Set exercise: Output every entry exactly as given.

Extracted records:

(begin)

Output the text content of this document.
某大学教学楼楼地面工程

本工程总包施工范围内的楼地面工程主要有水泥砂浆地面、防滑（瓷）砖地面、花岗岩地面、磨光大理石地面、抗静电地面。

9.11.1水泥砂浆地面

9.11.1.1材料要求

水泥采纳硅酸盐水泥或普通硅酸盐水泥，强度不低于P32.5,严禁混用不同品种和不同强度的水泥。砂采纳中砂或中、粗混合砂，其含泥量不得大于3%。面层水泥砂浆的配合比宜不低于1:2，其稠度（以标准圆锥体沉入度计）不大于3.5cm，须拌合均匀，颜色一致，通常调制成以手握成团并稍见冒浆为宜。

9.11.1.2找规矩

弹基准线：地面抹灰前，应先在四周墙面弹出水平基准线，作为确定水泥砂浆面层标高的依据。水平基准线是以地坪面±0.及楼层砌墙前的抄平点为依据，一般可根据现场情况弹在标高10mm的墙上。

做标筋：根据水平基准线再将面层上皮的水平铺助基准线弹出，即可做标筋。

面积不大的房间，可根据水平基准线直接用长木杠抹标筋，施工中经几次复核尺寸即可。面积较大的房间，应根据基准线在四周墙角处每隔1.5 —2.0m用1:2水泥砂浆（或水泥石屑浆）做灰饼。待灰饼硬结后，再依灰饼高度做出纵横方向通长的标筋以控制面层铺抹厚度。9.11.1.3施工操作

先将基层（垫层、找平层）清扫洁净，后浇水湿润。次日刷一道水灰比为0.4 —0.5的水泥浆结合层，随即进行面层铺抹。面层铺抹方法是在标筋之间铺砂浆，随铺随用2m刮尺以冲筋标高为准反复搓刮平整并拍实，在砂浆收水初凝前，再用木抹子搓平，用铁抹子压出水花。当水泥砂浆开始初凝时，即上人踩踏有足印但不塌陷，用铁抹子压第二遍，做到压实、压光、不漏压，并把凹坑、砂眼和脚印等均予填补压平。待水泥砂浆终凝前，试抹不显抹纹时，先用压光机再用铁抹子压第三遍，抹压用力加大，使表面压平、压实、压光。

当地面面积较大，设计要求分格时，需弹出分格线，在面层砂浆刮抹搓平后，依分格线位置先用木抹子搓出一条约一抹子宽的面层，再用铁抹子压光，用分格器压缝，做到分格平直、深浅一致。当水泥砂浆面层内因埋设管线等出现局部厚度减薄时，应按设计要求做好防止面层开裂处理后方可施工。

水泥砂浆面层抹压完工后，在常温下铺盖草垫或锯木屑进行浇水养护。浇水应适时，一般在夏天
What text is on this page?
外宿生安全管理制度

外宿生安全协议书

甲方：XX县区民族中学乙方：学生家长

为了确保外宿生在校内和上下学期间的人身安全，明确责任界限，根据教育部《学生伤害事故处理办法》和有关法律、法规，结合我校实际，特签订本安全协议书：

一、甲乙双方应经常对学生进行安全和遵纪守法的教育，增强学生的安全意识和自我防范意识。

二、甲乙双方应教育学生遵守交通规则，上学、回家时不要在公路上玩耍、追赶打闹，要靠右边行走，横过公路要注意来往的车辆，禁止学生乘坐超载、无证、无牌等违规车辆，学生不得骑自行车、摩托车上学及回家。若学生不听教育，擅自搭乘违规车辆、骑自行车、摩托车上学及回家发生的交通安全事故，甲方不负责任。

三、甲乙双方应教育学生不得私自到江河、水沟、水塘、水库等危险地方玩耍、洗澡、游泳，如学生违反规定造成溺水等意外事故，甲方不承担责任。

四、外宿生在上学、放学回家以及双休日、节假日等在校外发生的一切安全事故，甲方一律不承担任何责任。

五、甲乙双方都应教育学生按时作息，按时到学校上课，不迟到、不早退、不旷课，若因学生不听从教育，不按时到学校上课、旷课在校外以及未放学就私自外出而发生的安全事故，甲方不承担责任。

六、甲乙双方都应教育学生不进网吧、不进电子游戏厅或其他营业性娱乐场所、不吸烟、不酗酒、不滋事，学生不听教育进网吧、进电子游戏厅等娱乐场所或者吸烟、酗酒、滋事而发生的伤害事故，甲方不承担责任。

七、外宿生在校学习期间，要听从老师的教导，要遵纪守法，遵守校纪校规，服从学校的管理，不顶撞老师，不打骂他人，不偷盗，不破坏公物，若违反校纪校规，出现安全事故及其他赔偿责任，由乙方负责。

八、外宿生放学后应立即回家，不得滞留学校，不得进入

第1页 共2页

(end)

Response to this exercise:
Output the text content of this document.
某大学教学楼楼地面工程

本工程总包施工范围内的楼地面工程主要有水泥砂浆地面、防滑（瓷）砖地面、花岗岩地面、磨光大理石地面、抗静电地面。

9.11.1水泥砂浆地面

9.11.1.1材料要求

水泥采纳硅酸盐水泥或普通硅酸盐水泥，强度不低于P32.5,严禁混用不同品种和不同强度的水泥。砂采纳中砂或中、粗混合砂，其含泥量不得大于3%。面层水泥砂浆的配合比宜不低于1:2，其稠度（以标准圆锥体沉入度计）不大于3.5cm，须拌合均匀，颜色一致，通常调制成以手握成团并稍见冒浆为宜。

9.11.1.2找规矩

弹基准线：地面抹灰前，应先在四周墙面弹出水平基准线，作为确定水泥砂浆面层标高的依据。水平基准线是以地坪面±0.及楼层砌墙前的抄平点为依据，一般可根据现场情况弹在标高10mm的墙上。

做标筋：根据水平基准线再将面层上皮的水平铺助基准线弹出，即可做标筋。

面积不大的房间，可根据水平基准线直接用长木杠抹标筋，施工中经几次复核尺寸即可。面积较大的房间，应根据基准线在四周墙角处每隔1.5 —2.0m用1:2水泥砂浆（或水泥石屑浆）做灰饼。待灰饼硬结后，再依灰饼高度做出纵横方向通长的标筋以控制面层铺抹厚度。9.11.1.3施工操作

先将基层（垫层、找平层）清扫洁净，后浇水湿润。次日刷一道水灰比为0.4 —0.5的水泥浆结合层，随即进行面层铺抹。面层铺抹方法是在标筋之间铺砂浆，随铺随用2m刮尺以冲筋标高为准反复搓刮平整并拍实，在砂浆收水初凝前，再用木抹子搓平，用铁抹子压出水花。当水泥砂浆开始初凝时，即上人踩踏有足印但不塌陷，用铁抹子压第二遍，做到压实、压光、不漏压，并把凹坑、砂眼和脚印等均予填补压平。待水泥砂浆终凝前，试抹不显抹纹时，先用压光机再用铁抹子压第三遍，抹压用力加大，使表面压平、压实、压光。

当地面面积较大，设计要求分格时，需弹出分格线，在面层砂浆刮抹搓平后，依分格线位置先用木抹子搓出一条约一抹子宽的面层，再用铁抹子压光，用分格器压缝，做到分格平直、深浅一致。当水泥砂浆面层内因埋设管线等出现局部厚度减薄时，应按设计要求做好防止面层开裂处理后方可施工。

水泥砂浆面层抹压完工后，在常温下铺盖草垫或锯木屑进行浇水养护。浇水应适时，一般在夏天
What text is on this page?
外宿生安全管理制度

外宿生安全协议书

甲方：XX县区民族中学乙方：学生家长

为了确保外宿生在校内和上下学期间的人身安全，明确责任界限，根据教育部《学生伤害事故处理办法》和有关法律、法规，结合我校实际，特签订本安全协议书：

一、甲乙双方应经常对学生进行安全和遵纪守法的教育，增强学生的安全意识和自我防范意识。

二、甲乙双方应教育学生遵守交通规则，上学、回家时不要在公路上玩耍、追赶打闹，要靠右边行走，横过公路要注意来往的车辆，禁止学生乘坐超载、无证、无牌等违规车辆，学生不得骑自行车、摩托车上学及回家。若学生不听教育，擅自搭乘违规车辆、骑自行车、摩托车上学及回家发生的交通安全事故，甲方不负责任。

三、甲乙双方应教育学生不得私自到江河、水沟、水塘、水库等危险地方玩耍、洗澡、游泳，如学生违反规定造成溺水等意外事故，甲方不承担责任。

四、外宿生在上学、放学回家以及双休日、节假日等在校外发生的一切安全事故，甲方一律不承担任何责任。

五、甲乙双方都应教育学生按时作息，按时到学校上课，不迟到、不早退、不旷课，若因学生不听从教育，不按时到学校上课、旷课在校外以及未放学就私自外出而发生的安全事故，甲方不承担责任。

六、甲乙双方都应教育学生不进网吧、不进电子游戏厅或其他营业性娱乐场所、不吸烟、不酗酒、不滋事，学生不听教育进网吧、进电子游戏厅等娱乐场所或者吸烟、酗酒、滋事而发生的伤害事故，甲方不承担责任。

七、外宿生在校学习期间，要听从老师的教导，要遵纪守法，遵守校纪校规，服从学校的管理，不顶撞老师，不打骂他人，不偷盗，不破坏公物，若违反校纪校规，出现安全事故及其他赔偿责任，由乙方负责。

八、外宿生放学后应立即回家，不得滞留学校，不得进入

第1页 共2页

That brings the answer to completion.